Report the number of lines in these entries that contain "åldersgrupp". Write only the number.

> _Records to process_:
_ _ _ _

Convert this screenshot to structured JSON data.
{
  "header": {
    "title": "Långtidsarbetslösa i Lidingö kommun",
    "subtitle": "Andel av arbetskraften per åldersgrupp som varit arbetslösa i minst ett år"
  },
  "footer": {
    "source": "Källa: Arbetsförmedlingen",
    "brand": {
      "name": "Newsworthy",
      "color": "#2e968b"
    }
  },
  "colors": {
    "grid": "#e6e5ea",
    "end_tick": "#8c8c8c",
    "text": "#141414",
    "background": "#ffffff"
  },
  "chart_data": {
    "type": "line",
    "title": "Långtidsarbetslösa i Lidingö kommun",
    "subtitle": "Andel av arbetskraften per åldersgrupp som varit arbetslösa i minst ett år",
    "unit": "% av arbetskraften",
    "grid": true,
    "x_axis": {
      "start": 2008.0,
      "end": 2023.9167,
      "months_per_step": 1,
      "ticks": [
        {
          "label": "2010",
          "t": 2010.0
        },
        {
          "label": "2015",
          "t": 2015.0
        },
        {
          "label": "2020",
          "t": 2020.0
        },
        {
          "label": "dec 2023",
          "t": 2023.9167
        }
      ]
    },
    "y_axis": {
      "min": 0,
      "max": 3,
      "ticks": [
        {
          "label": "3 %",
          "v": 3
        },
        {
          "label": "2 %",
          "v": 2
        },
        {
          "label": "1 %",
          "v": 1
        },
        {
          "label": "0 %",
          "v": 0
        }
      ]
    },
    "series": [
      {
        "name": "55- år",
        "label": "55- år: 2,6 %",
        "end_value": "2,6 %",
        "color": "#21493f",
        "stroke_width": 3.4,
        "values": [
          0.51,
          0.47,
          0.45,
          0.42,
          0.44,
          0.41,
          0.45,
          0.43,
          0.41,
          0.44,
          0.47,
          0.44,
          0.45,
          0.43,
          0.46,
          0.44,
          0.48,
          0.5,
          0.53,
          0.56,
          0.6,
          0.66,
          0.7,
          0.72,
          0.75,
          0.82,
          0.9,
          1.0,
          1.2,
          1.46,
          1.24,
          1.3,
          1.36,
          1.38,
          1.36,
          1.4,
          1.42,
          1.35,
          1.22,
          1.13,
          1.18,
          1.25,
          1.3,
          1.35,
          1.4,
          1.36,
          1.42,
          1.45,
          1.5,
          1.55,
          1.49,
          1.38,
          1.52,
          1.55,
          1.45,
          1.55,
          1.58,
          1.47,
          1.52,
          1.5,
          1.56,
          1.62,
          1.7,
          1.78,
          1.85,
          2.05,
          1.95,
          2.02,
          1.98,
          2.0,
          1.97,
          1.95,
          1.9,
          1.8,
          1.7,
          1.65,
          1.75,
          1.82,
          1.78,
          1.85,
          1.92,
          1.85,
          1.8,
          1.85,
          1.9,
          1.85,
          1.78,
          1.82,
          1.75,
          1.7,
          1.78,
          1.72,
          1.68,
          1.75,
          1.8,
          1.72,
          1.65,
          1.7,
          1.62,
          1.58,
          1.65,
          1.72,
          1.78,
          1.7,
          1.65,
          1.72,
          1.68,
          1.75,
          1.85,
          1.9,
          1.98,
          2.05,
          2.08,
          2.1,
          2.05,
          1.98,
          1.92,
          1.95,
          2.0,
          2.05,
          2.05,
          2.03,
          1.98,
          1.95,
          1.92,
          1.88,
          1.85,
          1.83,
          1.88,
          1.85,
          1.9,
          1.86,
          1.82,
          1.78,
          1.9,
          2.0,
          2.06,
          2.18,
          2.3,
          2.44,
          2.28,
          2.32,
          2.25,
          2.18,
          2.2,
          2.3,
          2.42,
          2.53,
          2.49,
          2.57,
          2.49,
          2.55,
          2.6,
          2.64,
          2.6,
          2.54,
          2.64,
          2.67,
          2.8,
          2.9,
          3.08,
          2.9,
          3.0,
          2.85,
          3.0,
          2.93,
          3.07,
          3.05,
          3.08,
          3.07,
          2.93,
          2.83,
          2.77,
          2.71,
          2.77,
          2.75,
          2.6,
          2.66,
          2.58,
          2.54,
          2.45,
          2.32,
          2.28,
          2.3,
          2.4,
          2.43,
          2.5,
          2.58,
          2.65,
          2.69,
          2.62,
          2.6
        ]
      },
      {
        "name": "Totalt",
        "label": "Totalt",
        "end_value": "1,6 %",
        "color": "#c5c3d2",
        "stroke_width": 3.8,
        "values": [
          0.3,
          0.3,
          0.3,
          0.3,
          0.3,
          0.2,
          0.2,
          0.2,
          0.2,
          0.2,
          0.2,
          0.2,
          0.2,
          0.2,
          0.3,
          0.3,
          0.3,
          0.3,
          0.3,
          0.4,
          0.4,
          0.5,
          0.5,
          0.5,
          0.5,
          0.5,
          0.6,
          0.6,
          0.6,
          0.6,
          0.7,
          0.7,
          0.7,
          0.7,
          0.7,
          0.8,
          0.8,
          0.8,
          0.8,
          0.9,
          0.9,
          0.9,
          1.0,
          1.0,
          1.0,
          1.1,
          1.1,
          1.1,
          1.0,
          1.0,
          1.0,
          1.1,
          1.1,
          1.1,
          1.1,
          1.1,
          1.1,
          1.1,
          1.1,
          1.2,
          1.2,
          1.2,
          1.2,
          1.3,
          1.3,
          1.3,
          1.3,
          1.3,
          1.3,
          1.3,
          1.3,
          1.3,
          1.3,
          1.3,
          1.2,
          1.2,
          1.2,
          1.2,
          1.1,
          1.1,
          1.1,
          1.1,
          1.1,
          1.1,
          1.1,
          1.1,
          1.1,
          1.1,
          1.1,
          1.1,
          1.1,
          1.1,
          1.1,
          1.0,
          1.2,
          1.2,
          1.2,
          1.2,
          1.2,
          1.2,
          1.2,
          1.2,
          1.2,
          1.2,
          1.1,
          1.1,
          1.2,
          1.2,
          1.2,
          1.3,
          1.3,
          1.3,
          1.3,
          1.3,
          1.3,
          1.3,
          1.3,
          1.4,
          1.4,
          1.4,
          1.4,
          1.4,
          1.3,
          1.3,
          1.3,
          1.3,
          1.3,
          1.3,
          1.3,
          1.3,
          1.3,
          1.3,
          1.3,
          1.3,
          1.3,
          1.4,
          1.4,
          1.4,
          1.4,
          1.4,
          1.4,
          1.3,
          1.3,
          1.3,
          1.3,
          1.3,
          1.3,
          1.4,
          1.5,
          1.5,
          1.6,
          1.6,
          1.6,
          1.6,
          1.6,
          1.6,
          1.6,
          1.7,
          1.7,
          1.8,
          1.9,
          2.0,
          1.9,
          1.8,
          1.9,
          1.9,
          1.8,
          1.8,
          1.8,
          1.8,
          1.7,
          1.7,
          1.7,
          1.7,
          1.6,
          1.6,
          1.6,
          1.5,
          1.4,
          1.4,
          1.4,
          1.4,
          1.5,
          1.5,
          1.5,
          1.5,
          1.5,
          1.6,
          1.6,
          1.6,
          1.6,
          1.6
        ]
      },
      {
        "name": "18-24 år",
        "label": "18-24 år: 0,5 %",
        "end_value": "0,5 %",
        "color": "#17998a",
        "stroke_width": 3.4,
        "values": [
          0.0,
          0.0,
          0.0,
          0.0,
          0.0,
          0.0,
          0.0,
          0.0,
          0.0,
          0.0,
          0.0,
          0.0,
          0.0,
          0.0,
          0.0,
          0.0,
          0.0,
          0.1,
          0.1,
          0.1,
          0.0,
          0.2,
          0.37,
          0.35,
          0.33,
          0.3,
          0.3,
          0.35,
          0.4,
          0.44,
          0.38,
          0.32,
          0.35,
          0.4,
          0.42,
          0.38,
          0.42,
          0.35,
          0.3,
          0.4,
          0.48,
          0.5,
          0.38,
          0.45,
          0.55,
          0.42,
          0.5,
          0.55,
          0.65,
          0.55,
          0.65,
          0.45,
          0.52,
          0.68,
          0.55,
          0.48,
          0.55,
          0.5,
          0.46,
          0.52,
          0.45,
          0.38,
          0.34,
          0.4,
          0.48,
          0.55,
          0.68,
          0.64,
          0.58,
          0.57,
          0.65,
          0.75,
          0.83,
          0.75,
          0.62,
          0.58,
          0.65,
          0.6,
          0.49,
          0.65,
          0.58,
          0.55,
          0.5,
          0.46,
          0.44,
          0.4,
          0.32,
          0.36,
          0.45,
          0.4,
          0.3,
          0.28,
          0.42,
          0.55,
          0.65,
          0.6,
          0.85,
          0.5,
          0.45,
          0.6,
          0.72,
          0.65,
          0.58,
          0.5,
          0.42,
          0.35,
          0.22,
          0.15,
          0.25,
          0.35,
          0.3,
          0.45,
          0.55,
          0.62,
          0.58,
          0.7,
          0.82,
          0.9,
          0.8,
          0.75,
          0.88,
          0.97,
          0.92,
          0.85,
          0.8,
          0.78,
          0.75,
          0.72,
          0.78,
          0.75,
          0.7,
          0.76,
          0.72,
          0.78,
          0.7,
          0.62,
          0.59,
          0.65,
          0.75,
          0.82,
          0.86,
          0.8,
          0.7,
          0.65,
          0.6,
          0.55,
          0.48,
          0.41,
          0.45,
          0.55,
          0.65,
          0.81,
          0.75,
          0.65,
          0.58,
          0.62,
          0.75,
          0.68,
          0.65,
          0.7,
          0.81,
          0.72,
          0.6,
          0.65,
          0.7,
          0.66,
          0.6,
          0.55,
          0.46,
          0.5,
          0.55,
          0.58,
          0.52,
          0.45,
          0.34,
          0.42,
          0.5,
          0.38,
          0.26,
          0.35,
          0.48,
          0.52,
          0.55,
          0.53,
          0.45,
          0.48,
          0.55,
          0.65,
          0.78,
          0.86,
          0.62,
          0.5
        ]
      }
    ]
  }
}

_ _ _ _

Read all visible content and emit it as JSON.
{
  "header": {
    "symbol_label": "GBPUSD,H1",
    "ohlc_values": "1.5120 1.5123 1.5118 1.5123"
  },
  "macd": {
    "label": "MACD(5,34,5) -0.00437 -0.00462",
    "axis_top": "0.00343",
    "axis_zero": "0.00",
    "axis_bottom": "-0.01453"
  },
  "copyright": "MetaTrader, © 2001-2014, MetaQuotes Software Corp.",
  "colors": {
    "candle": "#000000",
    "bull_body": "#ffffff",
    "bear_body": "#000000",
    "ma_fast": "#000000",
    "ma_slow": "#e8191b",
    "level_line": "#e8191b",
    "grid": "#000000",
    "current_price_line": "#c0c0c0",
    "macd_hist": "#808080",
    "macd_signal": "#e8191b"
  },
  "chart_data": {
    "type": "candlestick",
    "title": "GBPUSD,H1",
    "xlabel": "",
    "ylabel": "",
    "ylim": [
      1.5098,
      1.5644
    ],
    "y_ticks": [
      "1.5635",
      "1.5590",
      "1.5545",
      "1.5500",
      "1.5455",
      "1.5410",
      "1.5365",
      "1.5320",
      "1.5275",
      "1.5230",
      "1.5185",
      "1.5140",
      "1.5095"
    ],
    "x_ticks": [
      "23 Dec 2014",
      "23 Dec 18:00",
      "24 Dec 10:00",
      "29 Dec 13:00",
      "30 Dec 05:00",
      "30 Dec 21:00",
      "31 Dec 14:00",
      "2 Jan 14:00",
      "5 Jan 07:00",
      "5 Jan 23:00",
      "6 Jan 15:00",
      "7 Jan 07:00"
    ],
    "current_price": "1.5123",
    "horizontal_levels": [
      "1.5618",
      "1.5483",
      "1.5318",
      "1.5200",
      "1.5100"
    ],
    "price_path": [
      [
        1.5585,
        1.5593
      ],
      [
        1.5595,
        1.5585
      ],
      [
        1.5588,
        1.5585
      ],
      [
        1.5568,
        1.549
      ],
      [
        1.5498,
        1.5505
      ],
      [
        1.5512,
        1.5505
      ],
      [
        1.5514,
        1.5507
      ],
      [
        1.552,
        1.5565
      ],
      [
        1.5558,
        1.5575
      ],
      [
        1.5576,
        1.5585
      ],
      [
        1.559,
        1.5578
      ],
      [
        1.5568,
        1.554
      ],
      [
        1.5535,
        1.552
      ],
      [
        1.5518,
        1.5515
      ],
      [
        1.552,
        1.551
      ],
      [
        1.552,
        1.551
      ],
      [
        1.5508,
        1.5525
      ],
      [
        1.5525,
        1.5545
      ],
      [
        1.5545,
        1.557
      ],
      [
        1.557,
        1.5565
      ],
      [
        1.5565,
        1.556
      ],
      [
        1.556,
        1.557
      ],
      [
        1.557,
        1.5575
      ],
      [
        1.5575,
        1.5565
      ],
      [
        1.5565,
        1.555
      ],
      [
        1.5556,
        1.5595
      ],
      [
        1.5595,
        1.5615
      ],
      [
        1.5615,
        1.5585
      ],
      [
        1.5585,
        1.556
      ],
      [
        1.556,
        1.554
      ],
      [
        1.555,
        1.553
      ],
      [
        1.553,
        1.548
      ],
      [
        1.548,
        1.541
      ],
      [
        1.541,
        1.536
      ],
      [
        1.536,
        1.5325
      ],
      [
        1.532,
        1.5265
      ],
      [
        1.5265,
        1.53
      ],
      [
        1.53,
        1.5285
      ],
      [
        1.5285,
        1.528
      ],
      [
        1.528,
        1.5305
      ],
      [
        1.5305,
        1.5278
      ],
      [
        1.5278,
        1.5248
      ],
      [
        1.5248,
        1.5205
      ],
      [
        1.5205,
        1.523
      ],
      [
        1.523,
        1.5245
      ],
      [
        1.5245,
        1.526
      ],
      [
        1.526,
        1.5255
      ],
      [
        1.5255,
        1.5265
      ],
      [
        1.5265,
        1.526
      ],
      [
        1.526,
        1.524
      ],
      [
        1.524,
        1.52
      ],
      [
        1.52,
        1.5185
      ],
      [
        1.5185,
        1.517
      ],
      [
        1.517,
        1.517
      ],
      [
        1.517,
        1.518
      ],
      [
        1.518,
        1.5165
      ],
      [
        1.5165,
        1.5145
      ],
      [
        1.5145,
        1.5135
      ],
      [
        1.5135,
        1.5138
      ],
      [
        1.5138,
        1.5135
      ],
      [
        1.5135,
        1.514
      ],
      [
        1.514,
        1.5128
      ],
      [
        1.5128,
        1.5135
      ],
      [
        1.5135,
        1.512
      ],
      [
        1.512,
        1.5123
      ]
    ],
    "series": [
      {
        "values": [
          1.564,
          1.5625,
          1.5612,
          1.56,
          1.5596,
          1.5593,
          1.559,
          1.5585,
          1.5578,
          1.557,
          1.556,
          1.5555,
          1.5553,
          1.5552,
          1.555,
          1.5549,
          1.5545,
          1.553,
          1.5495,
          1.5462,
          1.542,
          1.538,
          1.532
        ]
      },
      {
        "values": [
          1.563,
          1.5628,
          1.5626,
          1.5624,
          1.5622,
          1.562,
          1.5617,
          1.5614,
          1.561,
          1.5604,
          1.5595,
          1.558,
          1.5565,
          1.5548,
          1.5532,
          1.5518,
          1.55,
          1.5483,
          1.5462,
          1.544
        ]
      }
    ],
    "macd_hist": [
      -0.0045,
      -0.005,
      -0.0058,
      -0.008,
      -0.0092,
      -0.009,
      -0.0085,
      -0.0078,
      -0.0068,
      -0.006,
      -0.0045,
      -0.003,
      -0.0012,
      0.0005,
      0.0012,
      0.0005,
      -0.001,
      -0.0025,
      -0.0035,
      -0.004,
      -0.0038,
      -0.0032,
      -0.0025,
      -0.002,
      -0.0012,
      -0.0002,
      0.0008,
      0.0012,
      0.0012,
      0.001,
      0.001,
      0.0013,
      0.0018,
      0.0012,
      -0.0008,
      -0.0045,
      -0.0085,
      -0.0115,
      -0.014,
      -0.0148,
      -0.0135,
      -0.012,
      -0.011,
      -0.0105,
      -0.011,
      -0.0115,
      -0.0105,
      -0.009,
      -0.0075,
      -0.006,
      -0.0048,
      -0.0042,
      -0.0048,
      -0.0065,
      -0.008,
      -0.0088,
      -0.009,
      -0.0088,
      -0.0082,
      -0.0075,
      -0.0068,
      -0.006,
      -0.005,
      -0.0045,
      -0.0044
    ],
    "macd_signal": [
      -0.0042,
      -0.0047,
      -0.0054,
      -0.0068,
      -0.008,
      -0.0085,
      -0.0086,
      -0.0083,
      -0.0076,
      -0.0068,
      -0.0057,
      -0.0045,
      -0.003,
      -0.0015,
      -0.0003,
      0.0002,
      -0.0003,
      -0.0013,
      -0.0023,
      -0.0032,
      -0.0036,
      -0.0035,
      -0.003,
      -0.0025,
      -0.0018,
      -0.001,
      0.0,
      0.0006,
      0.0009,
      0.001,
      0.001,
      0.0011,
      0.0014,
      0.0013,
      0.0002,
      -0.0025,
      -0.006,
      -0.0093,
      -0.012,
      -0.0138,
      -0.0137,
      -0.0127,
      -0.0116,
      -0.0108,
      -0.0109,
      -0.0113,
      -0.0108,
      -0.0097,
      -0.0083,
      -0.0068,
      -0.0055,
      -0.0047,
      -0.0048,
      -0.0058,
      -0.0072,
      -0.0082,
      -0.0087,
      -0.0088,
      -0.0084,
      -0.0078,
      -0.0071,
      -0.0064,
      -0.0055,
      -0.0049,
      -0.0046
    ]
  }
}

_ _ _ _

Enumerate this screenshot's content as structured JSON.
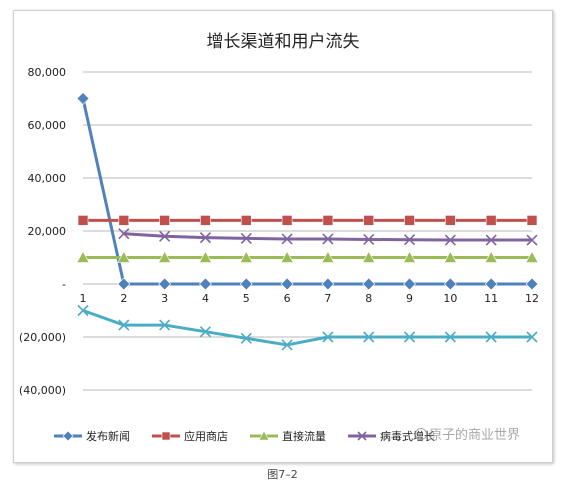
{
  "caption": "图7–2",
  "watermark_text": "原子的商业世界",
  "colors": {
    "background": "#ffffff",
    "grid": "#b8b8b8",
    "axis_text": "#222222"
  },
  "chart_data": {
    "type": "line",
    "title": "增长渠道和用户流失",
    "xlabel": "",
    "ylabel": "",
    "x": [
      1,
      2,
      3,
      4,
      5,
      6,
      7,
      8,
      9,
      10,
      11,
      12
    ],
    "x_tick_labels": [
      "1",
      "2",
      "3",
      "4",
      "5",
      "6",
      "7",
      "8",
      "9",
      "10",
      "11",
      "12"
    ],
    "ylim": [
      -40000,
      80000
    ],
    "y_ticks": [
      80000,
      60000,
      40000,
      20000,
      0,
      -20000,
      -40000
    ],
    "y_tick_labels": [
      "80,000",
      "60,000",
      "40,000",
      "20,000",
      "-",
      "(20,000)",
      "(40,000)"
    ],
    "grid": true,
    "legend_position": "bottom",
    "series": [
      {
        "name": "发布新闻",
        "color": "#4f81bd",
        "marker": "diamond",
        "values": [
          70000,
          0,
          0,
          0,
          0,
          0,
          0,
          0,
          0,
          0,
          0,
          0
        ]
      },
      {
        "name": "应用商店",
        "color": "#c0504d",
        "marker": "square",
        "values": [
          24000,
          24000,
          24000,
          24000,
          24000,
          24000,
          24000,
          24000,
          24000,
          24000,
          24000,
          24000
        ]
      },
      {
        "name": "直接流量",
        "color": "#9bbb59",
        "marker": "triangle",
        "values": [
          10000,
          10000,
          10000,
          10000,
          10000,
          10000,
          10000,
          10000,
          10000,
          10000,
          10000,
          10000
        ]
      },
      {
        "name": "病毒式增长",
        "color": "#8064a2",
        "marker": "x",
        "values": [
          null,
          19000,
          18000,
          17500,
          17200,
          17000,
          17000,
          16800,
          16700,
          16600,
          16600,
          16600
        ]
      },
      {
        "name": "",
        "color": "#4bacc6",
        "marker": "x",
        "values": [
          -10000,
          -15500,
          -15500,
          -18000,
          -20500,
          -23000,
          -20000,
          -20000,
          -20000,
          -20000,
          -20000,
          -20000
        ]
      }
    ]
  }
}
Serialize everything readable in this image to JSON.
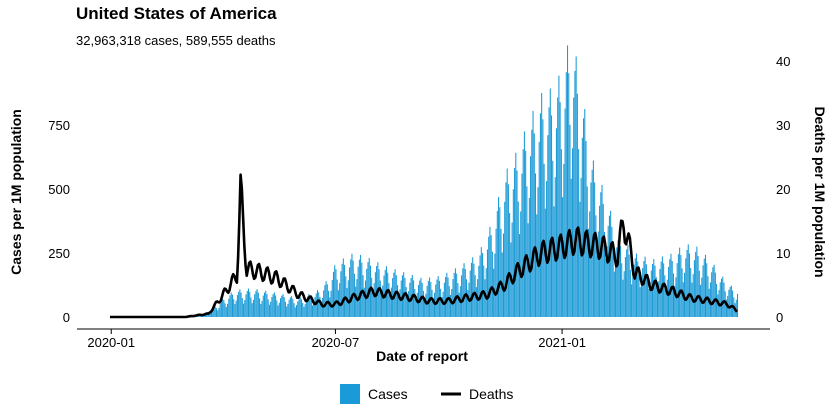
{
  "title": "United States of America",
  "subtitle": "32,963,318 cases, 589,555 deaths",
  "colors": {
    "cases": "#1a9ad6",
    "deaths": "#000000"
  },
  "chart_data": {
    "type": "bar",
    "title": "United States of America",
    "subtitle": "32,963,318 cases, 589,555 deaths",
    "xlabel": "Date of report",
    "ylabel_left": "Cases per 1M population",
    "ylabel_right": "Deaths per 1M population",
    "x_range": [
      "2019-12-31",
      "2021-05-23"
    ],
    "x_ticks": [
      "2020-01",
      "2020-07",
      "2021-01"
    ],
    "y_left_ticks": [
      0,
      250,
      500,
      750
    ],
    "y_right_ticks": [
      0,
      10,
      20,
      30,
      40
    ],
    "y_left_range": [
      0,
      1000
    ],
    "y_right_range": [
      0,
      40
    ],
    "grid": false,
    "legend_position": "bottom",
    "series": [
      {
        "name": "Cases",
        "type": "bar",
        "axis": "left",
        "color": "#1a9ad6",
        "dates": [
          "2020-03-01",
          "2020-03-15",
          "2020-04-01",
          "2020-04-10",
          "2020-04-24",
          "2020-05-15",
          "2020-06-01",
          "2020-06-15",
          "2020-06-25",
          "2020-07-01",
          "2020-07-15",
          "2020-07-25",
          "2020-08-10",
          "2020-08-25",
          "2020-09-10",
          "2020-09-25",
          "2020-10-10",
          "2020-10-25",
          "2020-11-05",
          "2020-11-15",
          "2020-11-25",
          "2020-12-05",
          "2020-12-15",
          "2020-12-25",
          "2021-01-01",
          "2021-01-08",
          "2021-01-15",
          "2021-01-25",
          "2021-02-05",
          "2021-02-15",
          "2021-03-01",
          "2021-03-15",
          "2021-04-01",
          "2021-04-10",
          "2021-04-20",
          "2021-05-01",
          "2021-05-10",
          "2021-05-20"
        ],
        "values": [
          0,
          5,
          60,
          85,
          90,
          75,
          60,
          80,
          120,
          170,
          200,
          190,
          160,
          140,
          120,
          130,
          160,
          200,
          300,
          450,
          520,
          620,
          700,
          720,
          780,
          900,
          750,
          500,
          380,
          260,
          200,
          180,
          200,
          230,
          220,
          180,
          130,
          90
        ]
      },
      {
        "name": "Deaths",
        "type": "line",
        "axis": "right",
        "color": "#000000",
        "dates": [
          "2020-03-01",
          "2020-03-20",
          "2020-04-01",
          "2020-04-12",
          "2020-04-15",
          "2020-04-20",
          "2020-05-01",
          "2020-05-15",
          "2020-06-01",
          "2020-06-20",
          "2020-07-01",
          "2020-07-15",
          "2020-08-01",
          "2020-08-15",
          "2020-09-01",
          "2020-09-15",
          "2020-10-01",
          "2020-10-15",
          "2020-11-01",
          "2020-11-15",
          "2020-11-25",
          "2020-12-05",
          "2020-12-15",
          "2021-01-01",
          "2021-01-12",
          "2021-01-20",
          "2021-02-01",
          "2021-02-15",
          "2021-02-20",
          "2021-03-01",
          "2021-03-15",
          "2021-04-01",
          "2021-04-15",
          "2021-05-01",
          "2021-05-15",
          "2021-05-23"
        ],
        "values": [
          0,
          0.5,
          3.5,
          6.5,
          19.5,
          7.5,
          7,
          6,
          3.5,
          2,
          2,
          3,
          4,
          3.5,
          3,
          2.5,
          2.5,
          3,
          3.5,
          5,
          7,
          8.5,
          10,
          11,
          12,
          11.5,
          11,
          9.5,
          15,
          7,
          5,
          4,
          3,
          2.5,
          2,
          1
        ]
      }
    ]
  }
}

_ _ _ _

> _The completed task_: 2